[Collected data]
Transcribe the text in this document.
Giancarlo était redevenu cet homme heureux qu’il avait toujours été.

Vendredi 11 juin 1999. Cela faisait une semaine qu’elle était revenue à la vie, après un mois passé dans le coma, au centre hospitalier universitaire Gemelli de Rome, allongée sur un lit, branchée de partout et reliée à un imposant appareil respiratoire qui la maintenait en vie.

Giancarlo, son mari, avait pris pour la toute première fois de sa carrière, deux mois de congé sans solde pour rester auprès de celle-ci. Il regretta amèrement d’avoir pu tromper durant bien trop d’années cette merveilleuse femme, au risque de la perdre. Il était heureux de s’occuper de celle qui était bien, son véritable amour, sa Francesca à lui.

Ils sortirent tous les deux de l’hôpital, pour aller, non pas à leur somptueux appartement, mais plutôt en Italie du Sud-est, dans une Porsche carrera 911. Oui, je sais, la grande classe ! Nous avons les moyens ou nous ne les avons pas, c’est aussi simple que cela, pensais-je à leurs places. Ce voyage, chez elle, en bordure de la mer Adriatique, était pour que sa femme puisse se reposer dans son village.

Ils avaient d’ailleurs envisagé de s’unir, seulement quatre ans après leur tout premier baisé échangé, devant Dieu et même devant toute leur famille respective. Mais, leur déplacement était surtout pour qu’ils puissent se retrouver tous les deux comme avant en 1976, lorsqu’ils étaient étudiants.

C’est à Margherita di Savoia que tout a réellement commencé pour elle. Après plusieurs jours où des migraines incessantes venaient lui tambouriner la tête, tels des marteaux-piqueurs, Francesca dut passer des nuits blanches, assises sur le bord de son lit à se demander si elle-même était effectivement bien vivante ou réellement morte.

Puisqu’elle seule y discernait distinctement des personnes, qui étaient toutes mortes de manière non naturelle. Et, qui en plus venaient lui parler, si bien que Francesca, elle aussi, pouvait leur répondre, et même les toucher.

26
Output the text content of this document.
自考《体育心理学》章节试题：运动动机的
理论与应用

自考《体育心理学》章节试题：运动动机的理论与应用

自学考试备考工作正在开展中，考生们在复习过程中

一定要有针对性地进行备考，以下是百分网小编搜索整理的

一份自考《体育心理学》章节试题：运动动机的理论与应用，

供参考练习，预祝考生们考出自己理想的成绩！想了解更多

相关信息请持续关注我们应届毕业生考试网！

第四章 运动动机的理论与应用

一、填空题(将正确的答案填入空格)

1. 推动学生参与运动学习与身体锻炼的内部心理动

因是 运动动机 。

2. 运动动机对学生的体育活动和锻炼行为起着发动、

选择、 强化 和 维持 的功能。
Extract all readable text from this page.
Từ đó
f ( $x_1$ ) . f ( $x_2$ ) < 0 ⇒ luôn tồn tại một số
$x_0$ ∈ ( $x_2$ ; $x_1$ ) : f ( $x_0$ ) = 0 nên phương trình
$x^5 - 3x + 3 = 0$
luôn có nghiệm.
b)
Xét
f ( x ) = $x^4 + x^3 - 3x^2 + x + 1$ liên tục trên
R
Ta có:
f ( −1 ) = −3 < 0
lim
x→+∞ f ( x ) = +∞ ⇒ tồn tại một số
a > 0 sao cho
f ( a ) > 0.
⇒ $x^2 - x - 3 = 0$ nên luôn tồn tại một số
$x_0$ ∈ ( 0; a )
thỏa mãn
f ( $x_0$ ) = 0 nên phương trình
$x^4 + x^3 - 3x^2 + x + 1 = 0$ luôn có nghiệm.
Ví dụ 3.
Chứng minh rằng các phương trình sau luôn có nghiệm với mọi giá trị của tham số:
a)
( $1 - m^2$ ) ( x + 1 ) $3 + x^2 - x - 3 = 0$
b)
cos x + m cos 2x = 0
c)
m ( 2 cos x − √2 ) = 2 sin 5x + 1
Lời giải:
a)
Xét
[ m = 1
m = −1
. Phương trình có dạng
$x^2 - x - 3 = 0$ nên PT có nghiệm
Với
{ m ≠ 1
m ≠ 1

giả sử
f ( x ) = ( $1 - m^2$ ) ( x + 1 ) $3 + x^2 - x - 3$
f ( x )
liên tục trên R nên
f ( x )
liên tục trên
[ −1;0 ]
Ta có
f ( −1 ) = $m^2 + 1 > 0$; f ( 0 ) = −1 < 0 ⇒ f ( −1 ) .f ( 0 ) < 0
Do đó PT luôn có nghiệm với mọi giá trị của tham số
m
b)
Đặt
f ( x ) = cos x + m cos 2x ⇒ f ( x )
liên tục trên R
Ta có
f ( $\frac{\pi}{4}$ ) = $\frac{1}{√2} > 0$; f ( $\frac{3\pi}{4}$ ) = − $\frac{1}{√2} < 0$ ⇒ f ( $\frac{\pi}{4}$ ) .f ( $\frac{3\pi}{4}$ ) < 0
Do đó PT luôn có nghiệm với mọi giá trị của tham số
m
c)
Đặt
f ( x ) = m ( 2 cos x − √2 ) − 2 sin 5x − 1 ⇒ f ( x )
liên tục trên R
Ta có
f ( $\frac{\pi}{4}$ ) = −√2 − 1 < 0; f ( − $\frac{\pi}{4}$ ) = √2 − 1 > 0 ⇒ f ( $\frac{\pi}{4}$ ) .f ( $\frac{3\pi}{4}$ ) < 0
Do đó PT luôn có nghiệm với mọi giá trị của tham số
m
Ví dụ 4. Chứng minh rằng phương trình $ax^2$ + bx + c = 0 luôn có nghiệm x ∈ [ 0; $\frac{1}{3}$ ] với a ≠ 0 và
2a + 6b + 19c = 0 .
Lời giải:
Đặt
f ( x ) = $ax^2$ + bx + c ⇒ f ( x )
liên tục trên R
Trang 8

## Stated exercise
Return the material in full, exactly as shown.

## Exercise response
Transcribe the text in this document.
Giancarlo était redevenu cet homme heureux qu’il avait toujours été.

Vendredi 11 juin 1999. Cela faisait une semaine qu’elle était revenue à la vie, après un mois passé dans le coma, au centre hospitalier universitaire Gemelli de Rome, allongée sur un lit, branchée de partout et reliée à un imposant appareil respiratoire qui la maintenait en vie.

Giancarlo, son mari, avait pris pour la toute première fois de sa carrière, deux mois de congé sans solde pour rester auprès de celle-ci. Il regretta amèrement d’avoir pu tromper durant bien trop d’années cette merveilleuse femme, au risque de la perdre. Il était heureux de s’occuper de celle qui était bien, son véritable amour, sa Francesca à lui.

Ils sortirent tous les deux de l’hôpital, pour aller, non pas à leur somptueux appartement, mais plutôt en Italie du Sud-est, dans une Porsche carrera 911. Oui, je sais, la grande classe ! Nous avons les moyens ou nous ne les avons pas, c’est aussi simple que cela, pensais-je à leurs places. Ce voyage, chez elle, en bordure de la mer Adriatique, était pour que sa femme puisse se reposer dans son village.

Ils avaient d’ailleurs envisagé de s’unir, seulement quatre ans après leur tout premier baisé échangé, devant Dieu et même devant toute leur famille respective. Mais, leur déplacement était surtout pour qu’ils puissent se retrouver tous les deux comme avant en 1976, lorsqu’ils étaient étudiants.

C’est à Margherita di Savoia que tout a réellement commencé pour elle. Après plusieurs jours où des migraines incessantes venaient lui tambouriner la tête, tels des marteaux-piqueurs, Francesca dut passer des nuits blanches, assises sur le bord de son lit à se demander si elle-même était effectivement bien vivante ou réellement morte.

Puisqu’elle seule y discernait distinctement des personnes, qui étaient toutes mortes de manière non naturelle. Et, qui en plus venaient lui parler, si bien que Francesca, elle aussi, pouvait leur répondre, et même les toucher.

26
Output the text content of this document.
自考《体育心理学》章节试题：运动动机的
理论与应用

自考《体育心理学》章节试题：运动动机的理论与应用

自学考试备考工作正在开展中，考生们在复习过程中

一定要有针对性地进行备考，以下是百分网小编搜索整理的

一份自考《体育心理学》章节试题：运动动机的理论与应用，

供参考练习，预祝考生们考出自己理想的成绩！想了解更多

相关信息请持续关注我们应届毕业生考试网！

第四章 运动动机的理论与应用

一、填空题(将正确的答案填入空格)

1. 推动学生参与运动学习与身体锻炼的内部心理动

因是 运动动机 。

2. 运动动机对学生的体育活动和锻炼行为起着发动、

选择、 强化 和 维持 的功能。
Extract all readable text from this page.
Từ đó
f ( $x_1$ ) . f ( $x_2$ ) < 0 ⇒ luôn tồn tại một số
$x_0$ ∈ ( $x_2$ ; $x_1$ ) : f ( $x_0$ ) = 0 nên phương trình
$x^5 - 3x + 3 = 0$
luôn có nghiệm.
b)
Xét
f ( x ) = $x^4 + x^3 - 3x^2 + x + 1$ liên tục trên
R
Ta có:
f ( −1 ) = −3 < 0
lim
x→+∞ f ( x ) = +∞ ⇒ tồn tại một số
a > 0 sao cho
f ( a ) > 0.
⇒ $x^2 - x - 3 = 0$ nên luôn tồn tại một số
$x_0$ ∈ ( 0; a )
thỏa mãn
f ( $x_0$ ) = 0 nên phương trình
$x^4 + x^3 - 3x^2 + x + 1 = 0$ luôn có nghiệm.
Ví dụ 3.
Chứng minh rằng các phương trình sau luôn có nghiệm với mọi giá trị của tham số:
a)
( $1 - m^2$ ) ( x + 1 ) $3 + x^2 - x - 3 = 0$
b)
cos x + m cos 2x = 0
c)
m ( 2 cos x − √2 ) = 2 sin 5x + 1
Lời giải:
a)
Xét
[ m = 1
m = −1
. Phương trình có dạng
$x^2 - x - 3 = 0$ nên PT có nghiệm
Với
{ m ≠ 1
m ≠ 1

giả sử
f ( x ) = ( $1 - m^2$ ) ( x + 1 ) $3 + x^2 - x - 3$
f ( x )
liên tục trên R nên
f ( x )
liên tục trên
[ −1;0 ]
Ta có
f ( −1 ) = $m^2 + 1 > 0$; f ( 0 ) = −1 < 0 ⇒ f ( −1 ) .f ( 0 ) < 0
Do đó PT luôn có nghiệm với mọi giá trị của tham số
m
b)
Đặt
f ( x ) = cos x + m cos 2x ⇒ f ( x )
liên tục trên R
Ta có
f ( $\frac{\pi}{4}$ ) = $\frac{1}{√2} > 0$; f ( $\frac{3\pi}{4}$ ) = − $\frac{1}{√2} < 0$ ⇒ f ( $\frac{\pi}{4}$ ) .f ( $\frac{3\pi}{4}$ ) < 0
Do đó PT luôn có nghiệm với mọi giá trị của tham số
m
c)
Đặt
f ( x ) = m ( 2 cos x − √2 ) − 2 sin 5x − 1 ⇒ f ( x )
liên tục trên R
Ta có
f ( $\frac{\pi}{4}$ ) = −√2 − 1 < 0; f ( − $\frac{\pi}{4}$ ) = √2 − 1 > 0 ⇒ f ( $\frac{\pi}{4}$ ) .f ( $\frac{3\pi}{4}$ ) < 0
Do đó PT luôn có nghiệm với mọi giá trị của tham số
m
Ví dụ 4. Chứng minh rằng phương trình $ax^2$ + bx + c = 0 luôn có nghiệm x ∈ [ 0; $\frac{1}{3}$ ] với a ≠ 0 và
2a + 6b + 19c = 0 .
Lời giải:
Đặt
f ( x ) = $ax^2$ + bx + c ⇒ f ( x )
liên tục trên R
Trang 8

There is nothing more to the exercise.